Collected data
====
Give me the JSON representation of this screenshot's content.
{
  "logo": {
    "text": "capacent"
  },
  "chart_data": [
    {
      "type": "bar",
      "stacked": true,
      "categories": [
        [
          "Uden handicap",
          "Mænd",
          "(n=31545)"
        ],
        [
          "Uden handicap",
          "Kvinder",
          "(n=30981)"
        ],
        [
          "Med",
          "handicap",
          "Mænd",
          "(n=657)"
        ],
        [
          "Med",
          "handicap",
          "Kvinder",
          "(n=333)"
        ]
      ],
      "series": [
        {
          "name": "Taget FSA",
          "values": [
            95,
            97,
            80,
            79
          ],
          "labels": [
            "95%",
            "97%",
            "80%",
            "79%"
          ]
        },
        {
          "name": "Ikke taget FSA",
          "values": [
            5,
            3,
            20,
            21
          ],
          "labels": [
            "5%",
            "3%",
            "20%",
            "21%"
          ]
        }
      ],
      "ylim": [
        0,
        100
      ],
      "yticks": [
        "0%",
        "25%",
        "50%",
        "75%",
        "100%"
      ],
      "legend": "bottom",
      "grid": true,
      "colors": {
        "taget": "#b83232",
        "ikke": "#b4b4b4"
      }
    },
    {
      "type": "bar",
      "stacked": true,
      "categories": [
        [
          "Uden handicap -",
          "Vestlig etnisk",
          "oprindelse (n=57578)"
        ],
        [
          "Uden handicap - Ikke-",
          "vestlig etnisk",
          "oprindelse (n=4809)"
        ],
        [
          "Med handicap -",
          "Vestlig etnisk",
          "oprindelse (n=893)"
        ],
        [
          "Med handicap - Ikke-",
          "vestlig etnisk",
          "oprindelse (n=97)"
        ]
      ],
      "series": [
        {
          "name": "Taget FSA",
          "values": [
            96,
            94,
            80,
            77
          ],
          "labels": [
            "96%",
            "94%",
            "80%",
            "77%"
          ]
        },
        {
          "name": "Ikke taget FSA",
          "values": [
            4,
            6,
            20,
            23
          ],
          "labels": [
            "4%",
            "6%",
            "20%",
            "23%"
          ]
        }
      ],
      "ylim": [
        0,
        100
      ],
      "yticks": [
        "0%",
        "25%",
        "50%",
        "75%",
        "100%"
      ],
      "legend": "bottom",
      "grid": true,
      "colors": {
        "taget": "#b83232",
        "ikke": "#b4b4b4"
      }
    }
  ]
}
====
Aim
Extract each record, keeping it identical to the original.

Response to this exercise
Give me the JSON representation of this screenshot's content.
{
  "logo": {
    "text": "capacent"
  },
  "chart_data": [
    {
      "type": "bar",
      "stacked": true,
      "categories": [
        [
          "Uden handicap",
          "Mænd",
          "(n=31545)"
        ],
        [
          "Uden handicap",
          "Kvinder",
          "(n=30981)"
        ],
        [
          "Med",
          "handicap",
          "Mænd",
          "(n=657)"
        ],
        [
          "Med",
          "handicap",
          "Kvinder",
          "(n=333)"
        ]
      ],
      "series": [
        {
          "name": "Taget FSA",
          "values": [
            95,
            97,
            80,
            79
          ],
          "labels": [
            "95%",
            "97%",
            "80%",
            "79%"
          ]
        },
        {
          "name": "Ikke taget FSA",
          "values": [
            5,
            3,
            20,
            21
          ],
          "labels": [
            "5%",
            "3%",
            "20%",
            "21%"
          ]
        }
      ],
      "ylim": [
        0,
        100
      ],
      "yticks": [
        "0%",
        "25%",
        "50%",
        "75%",
        "100%"
      ],
      "legend": "bottom",
      "grid": true,
      "colors": {
        "taget": "#b83232",
        "ikke": "#b4b4b4"
      }
    },
    {
      "type": "bar",
      "stacked": true,
      "categories": [
        [
          "Uden handicap -",
          "Vestlig etnisk",
          "oprindelse (n=57578)"
        ],
        [
          "Uden handicap - Ikke-",
          "vestlig etnisk",
          "oprindelse (n=4809)"
        ],
        [
          "Med handicap -",
          "Vestlig etnisk",
          "oprindelse (n=893)"
        ],
        [
          "Med handicap - Ikke-",
          "vestlig etnisk",
          "oprindelse (n=97)"
        ]
      ],
      "series": [
        {
          "name": "Taget FSA",
          "values": [
            96,
            94,
            80,
            77
          ],
          "labels": [
            "96%",
            "94%",
            "80%",
            "77%"
          ]
        },
        {
          "name": "Ikke taget FSA",
          "values": [
            4,
            6,
            20,
            23
          ],
          "labels": [
            "4%",
            "6%",
            "20%",
            "23%"
          ]
        }
      ],
      "ylim": [
        0,
        100
      ],
      "yticks": [
        "0%",
        "25%",
        "50%",
        "75%",
        "100%"
      ],
      "legend": "bottom",
      "grid": true,
      "colors": {
        "taget": "#b83232",
        "ikke": "#b4b4b4"
      }
    }
  ]
}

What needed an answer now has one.